## Instruction:
Transcribe all of the material exactly. Any picture in it should be left out.

[Source records]

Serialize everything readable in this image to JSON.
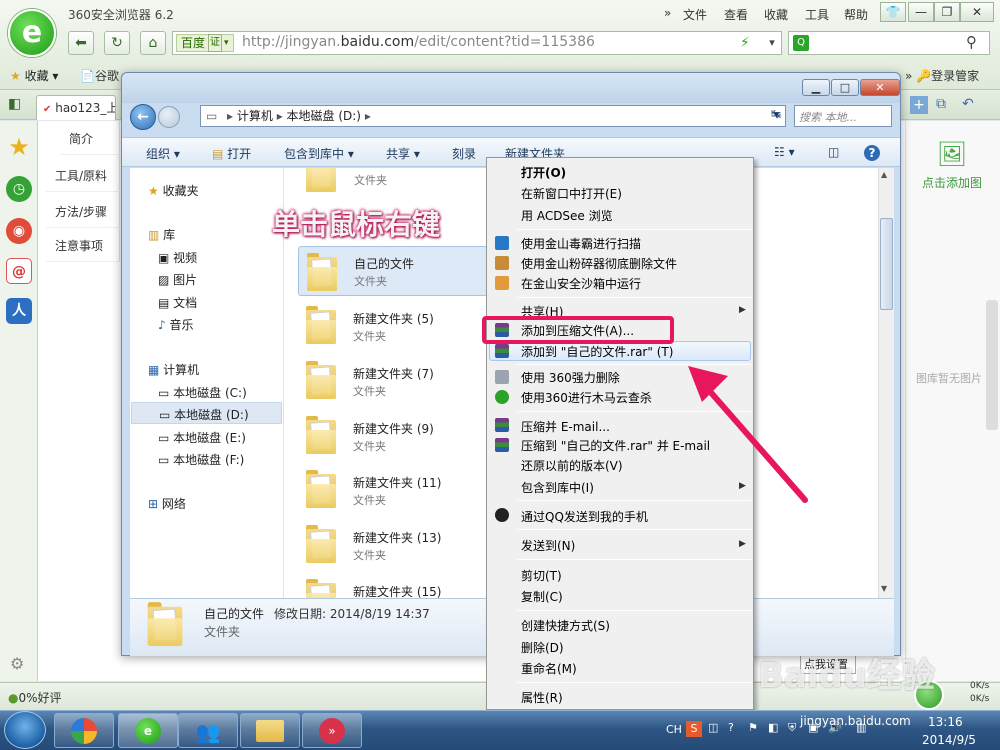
{
  "browser": {
    "title": "360安全浏览器 6.2",
    "menu": [
      "文件",
      "查看",
      "收藏",
      "工具",
      "帮助"
    ],
    "address": {
      "engine": "百度",
      "cert_badge": "证",
      "url_prefix": "http://jingyan.",
      "url_domain": "baidu.com",
      "url_suffix": "/edit/content?tid=115386"
    },
    "favorites_label": "收藏",
    "favorites_item": "谷歌",
    "login": "登录管家",
    "tab_label": "hao123_上"
  },
  "page": {
    "nav": [
      "简介",
      "工具/原料",
      "方法/步骤",
      "注意事项"
    ],
    "add_image": "点击添加图",
    "gallery_empty": "图库暂无图片",
    "status_rating": "0%好评",
    "net_up": "0K/s",
    "net_down": "0K/s",
    "save_tooltip": "点我设置"
  },
  "explorer": {
    "breadcrumb": [
      "计算机",
      "本地磁盘 (D:)"
    ],
    "search_placeholder": "搜索 本地...",
    "toolbar": [
      "组织",
      "打开",
      "包含到库中",
      "共享",
      "刻录",
      "新建文件夹"
    ],
    "nav": {
      "favorites": "收藏夹",
      "library": "库",
      "library_items": [
        "视频",
        "图片",
        "文档",
        "音乐"
      ],
      "computer": "计算机",
      "drives": [
        "本地磁盘 (C:)",
        "本地磁盘 (D:)",
        "本地磁盘 (E:)",
        "本地磁盘 (F:)"
      ],
      "network": "网络"
    },
    "files": [
      {
        "name": "",
        "type": "文件夹"
      },
      {
        "name": "自己的文件",
        "type": "文件夹"
      },
      {
        "name": "新建文件夹 (5)",
        "type": "文件夹"
      },
      {
        "name": "新建文件夹 (7)",
        "type": "文件夹"
      },
      {
        "name": "新建文件夹 (9)",
        "type": "文件夹"
      },
      {
        "name": "新建文件夹 (11)",
        "type": "文件夹"
      },
      {
        "name": "新建文件夹 (13)",
        "type": "文件夹"
      },
      {
        "name": "新建文件夹 (15)",
        "type": ""
      }
    ],
    "details": {
      "name": "自己的文件",
      "modified": "修改日期: 2014/8/19 14:37",
      "type": "文件夹"
    }
  },
  "context_menu": {
    "items": [
      {
        "label": "打开(O)",
        "bold": true
      },
      {
        "label": "在新窗口中打开(E)"
      },
      {
        "label": "用 ACDSee 浏览"
      },
      {
        "label": "使用金山毒霸进行扫描"
      },
      {
        "label": "使用金山粉碎器彻底删除文件"
      },
      {
        "label": "在金山安全沙箱中运行"
      },
      {
        "label": "共享(H)"
      },
      {
        "label": "添加到压缩文件(A)..."
      },
      {
        "label": "添加到 \"自己的文件.rar\" (T)"
      },
      {
        "label": "使用 360强力删除"
      },
      {
        "label": "使用360进行木马云查杀"
      },
      {
        "label": "压缩并 E-mail..."
      },
      {
        "label": "压缩到 \"自己的文件.rar\" 并 E-mail"
      },
      {
        "label": "还原以前的版本(V)"
      },
      {
        "label": "包含到库中(I)"
      },
      {
        "label": "通过QQ发送到我的手机"
      },
      {
        "label": "发送到(N)"
      },
      {
        "label": "剪切(T)"
      },
      {
        "label": "复制(C)"
      },
      {
        "label": "创建快捷方式(S)"
      },
      {
        "label": "删除(D)"
      },
      {
        "label": "重命名(M)"
      },
      {
        "label": "属性(R)"
      }
    ]
  },
  "annotation": "单击鼠标右键",
  "watermark": "Baidu经验",
  "watermark_url": "jingyan.baidu.com",
  "taskbar": {
    "lang": "CH",
    "time": "13:16",
    "date": "2014/9/5"
  },
  "colors": {
    "highlight": "#e8175d",
    "browser_green": "#1d9a17"
  }
}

## Correct result:
Serialize everything readable in this image to JSON.
{
  "browser": {
    "title": "360安全浏览器 6.2",
    "menu": [
      "文件",
      "查看",
      "收藏",
      "工具",
      "帮助"
    ],
    "address": {
      "engine": "百度",
      "cert_badge": "证",
      "url_prefix": "http://jingyan.",
      "url_domain": "baidu.com",
      "url_suffix": "/edit/content?tid=115386"
    },
    "favorites_label": "收藏",
    "favorites_item": "谷歌",
    "login": "登录管家",
    "tab_label": "hao123_上"
  },
  "page": {
    "nav": [
      "简介",
      "工具/原料",
      "方法/步骤",
      "注意事项"
    ],
    "add_image": "点击添加图",
    "gallery_empty": "图库暂无图片",
    "status_rating": "0%好评",
    "net_up": "0K/s",
    "net_down": "0K/s",
    "save_tooltip": "点我设置"
  },
  "explorer": {
    "breadcrumb": [
      "计算机",
      "本地磁盘 (D:)"
    ],
    "search_placeholder": "搜索 本地...",
    "toolbar": [
      "组织",
      "打开",
      "包含到库中",
      "共享",
      "刻录",
      "新建文件夹"
    ],
    "nav": {
      "favorites": "收藏夹",
      "library": "库",
      "library_items": [
        "视频",
        "图片",
        "文档",
        "音乐"
      ],
      "computer": "计算机",
      "drives": [
        "本地磁盘 (C:)",
        "本地磁盘 (D:)",
        "本地磁盘 (E:)",
        "本地磁盘 (F:)"
      ],
      "network": "网络"
    },
    "files": [
      {
        "name": "",
        "type": "文件夹"
      },
      {
        "name": "自己的文件",
        "type": "文件夹"
      },
      {
        "name": "新建文件夹 (5)",
        "type": "文件夹"
      },
      {
        "name": "新建文件夹 (7)",
        "type": "文件夹"
      },
      {
        "name": "新建文件夹 (9)",
        "type": "文件夹"
      },
      {
        "name": "新建文件夹 (11)",
        "type": "文件夹"
      },
      {
        "name": "新建文件夹 (13)",
        "type": "文件夹"
      },
      {
        "name": "新建文件夹 (15)",
        "type": ""
      }
    ],
    "details": {
      "name": "自己的文件",
      "modified": "修改日期: 2014/8/19 14:37",
      "type": "文件夹"
    }
  },
  "context_menu": {
    "items": [
      {
        "label": "打开(O)",
        "bold": true
      },
      {
        "label": "在新窗口中打开(E)"
      },
      {
        "label": "用 ACDSee 浏览"
      },
      {
        "label": "使用金山毒霸进行扫描"
      },
      {
        "label": "使用金山粉碎器彻底删除文件"
      },
      {
        "label": "在金山安全沙箱中运行"
      },
      {
        "label": "共享(H)"
      },
      {
        "label": "添加到压缩文件(A)..."
      },
      {
        "label": "添加到 \"自己的文件.rar\" (T)"
      },
      {
        "label": "使用 360强力删除"
      },
      {
        "label": "使用360进行木马云查杀"
      },
      {
        "label": "压缩并 E-mail..."
      },
      {
        "label": "压缩到 \"自己的文件.rar\" 并 E-mail"
      },
      {
        "label": "还原以前的版本(V)"
      },
      {
        "label": "包含到库中(I)"
      },
      {
        "label": "通过QQ发送到我的手机"
      },
      {
        "label": "发送到(N)"
      },
      {
        "label": "剪切(T)"
      },
      {
        "label": "复制(C)"
      },
      {
        "label": "创建快捷方式(S)"
      },
      {
        "label": "删除(D)"
      },
      {
        "label": "重命名(M)"
      },
      {
        "label": "属性(R)"
      }
    ]
  },
  "annotation": "单击鼠标右键",
  "watermark": "Baidu经验",
  "watermark_url": "jingyan.baidu.com",
  "taskbar": {
    "lang": "CH",
    "time": "13:16",
    "date": "2014/9/5"
  },
  "colors": {
    "highlight": "#e8175d",
    "browser_green": "#1d9a17"
  }
}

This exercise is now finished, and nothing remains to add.